Exercise goal:
Tally how many lines include "公共阅读空间". The number is the whole answer.

Items from a data source:
_____

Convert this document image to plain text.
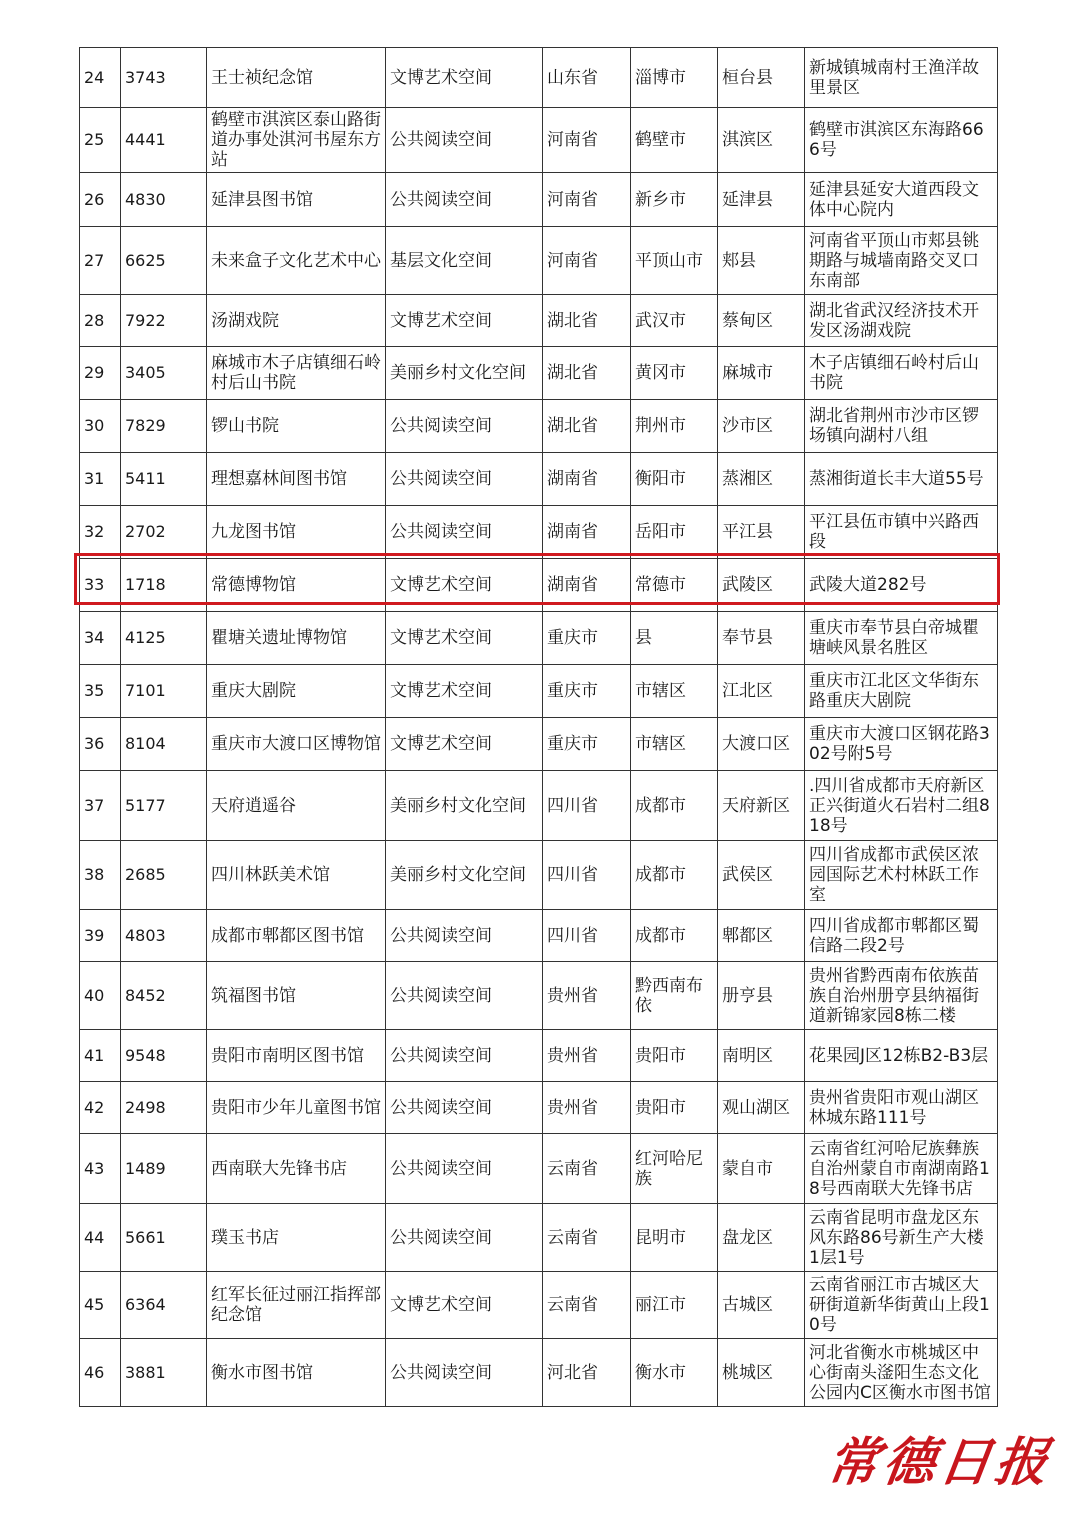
24	3743	王士祯纪念馆	文博艺术空间	山东省	淄博市	桓台县	新城镇城南村王渔洋故里景区
25	4441	鹤壁市淇滨区泰山路街道办事处淇河书屋东方站	公共阅读空间	河南省	鹤壁市	淇滨区	鹤壁市淇滨区东海路666号
26	4830	延津县图书馆	公共阅读空间	河南省	新乡市	延津县	延津县延安大道西段文体中心院内
27	6625	未来盒子文化艺术中心	基层文化空间	河南省	平顶山市	郏县	河南省平顶山市郏县铫期路与城墙南路交叉口东南部
28	7922	汤湖戏院	文博艺术空间	湖北省	武汉市	蔡甸区	湖北省武汉经济技术开发区汤湖戏院
29	3405	麻城市木子店镇细石岭村后山书院	美丽乡村文化空间	湖北省	黄冈市	麻城市	木子店镇细石岭村后山书院
30	7829	锣山书院	公共阅读空间	湖北省	荆州市	沙市区	湖北省荆州市沙市区锣场镇向湖村八组
31	5411	理想嘉林间图书馆	公共阅读空间	湖南省	衡阳市	蒸湘区	蒸湘街道长丰大道55号
32	2702	九龙图书馆	公共阅读空间	湖南省	岳阳市	平江县	平江县伍市镇中兴路西段
33	1718	常德博物馆	文博艺术空间	湖南省	常德市	武陵区	武陵大道282号
34	4125	瞿塘关遗址博物馆	文博艺术空间	重庆市	县	奉节县	重庆市奉节县白帝城瞿塘峡风景名胜区
35	7101	重庆大剧院	文博艺术空间	重庆市	市辖区	江北区	重庆市江北区文华街东路重庆大剧院
36	8104	重庆市大渡口区博物馆	文博艺术空间	重庆市	市辖区	大渡口区	重庆市大渡口区钢花路302号附5号
37	5177	天府逍遥谷	美丽乡村文化空间	四川省	成都市	天府新区	.四川省成都市天府新区正兴街道火石岩村二组818号
38	2685	四川林跃美术馆	美丽乡村文化空间	四川省	成都市	武侯区	四川省成都市武侯区浓园国际艺术村林跃工作室
39	4803	成都市郫都区图书馆	公共阅读空间	四川省	成都市	郫都区	四川省成都市郫都区蜀信路二段2号
40	8452	筑福图书馆	公共阅读空间	贵州省	黔西南布依	册亨县	贵州省黔西南布依族苗族自治州册亨县纳福街道新锦家园8栋二楼
41	9548	贵阳市南明区图书馆	公共阅读空间	贵州省	贵阳市	南明区	花果园J区12栋B2-B3层
42	2498	贵阳市少年儿童图书馆	公共阅读空间	贵州省	贵阳市	观山湖区	贵州省贵阳市观山湖区林城东路111号
43	1489	西南联大先锋书店	公共阅读空间	云南省	红河哈尼族	蒙自市	云南省红河哈尼族彝族自治州蒙自市南湖南路18号西南联大先锋书店
44	5661	璞玉书店	公共阅读空间	云南省	昆明市	盘龙区	云南省昆明市盘龙区东风东路86号新生产大楼1层1号
45	6364	红军长征过丽江指挥部纪念馆	文博艺术空间	云南省	丽江市	古城区	云南省丽江市古城区大研街道新华街黄山上段10号
46	3881	衡水市图书馆	公共阅读空间	河北省	衡水市	桃城区	河北省衡水市桃城区中心街南头滏阳生态文化公园内C区衡水市图书馆
常德日报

_____

Expected output:
12